### Written problem
Find each line with the string "ylabel" and report it.

### Data shown
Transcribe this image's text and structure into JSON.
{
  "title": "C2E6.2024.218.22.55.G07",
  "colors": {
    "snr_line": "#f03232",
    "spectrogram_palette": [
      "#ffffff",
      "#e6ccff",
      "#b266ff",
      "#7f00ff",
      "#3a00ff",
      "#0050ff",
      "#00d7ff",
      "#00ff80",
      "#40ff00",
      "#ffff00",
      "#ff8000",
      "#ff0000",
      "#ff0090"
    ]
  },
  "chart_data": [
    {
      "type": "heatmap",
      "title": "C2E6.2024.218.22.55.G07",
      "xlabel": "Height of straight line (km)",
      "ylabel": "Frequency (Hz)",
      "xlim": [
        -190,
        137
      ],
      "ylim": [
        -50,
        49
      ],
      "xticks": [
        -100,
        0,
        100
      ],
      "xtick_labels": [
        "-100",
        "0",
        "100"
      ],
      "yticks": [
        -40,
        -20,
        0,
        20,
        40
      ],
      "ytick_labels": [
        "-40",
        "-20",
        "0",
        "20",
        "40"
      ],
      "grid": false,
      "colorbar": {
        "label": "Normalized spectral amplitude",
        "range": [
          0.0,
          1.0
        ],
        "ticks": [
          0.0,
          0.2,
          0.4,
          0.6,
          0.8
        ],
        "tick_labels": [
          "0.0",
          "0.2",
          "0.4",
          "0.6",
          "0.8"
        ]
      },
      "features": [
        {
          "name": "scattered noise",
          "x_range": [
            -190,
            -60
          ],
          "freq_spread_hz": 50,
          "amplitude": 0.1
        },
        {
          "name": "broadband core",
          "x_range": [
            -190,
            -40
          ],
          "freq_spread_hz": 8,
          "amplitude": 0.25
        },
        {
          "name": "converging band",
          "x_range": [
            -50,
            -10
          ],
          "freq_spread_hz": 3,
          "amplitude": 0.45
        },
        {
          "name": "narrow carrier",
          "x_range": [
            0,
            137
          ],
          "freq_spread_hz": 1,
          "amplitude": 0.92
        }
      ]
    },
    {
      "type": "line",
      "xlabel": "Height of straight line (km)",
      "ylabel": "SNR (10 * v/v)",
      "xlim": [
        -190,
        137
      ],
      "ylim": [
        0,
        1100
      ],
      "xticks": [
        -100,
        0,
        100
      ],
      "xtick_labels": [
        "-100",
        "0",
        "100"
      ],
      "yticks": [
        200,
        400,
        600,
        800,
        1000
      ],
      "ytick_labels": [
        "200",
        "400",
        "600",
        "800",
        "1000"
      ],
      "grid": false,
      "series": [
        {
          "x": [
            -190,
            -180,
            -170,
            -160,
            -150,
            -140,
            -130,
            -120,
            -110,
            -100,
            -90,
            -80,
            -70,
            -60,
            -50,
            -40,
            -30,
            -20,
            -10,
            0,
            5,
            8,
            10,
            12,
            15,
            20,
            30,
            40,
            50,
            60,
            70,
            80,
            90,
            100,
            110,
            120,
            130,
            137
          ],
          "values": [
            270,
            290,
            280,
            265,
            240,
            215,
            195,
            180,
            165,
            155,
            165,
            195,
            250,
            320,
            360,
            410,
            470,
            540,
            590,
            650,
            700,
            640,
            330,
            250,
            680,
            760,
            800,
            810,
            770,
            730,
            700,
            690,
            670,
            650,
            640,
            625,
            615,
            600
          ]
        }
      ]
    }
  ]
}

### Answer below
      "ylabel": "Frequency (Hz)",
      "ylabel": "SNR (10 * v/v)",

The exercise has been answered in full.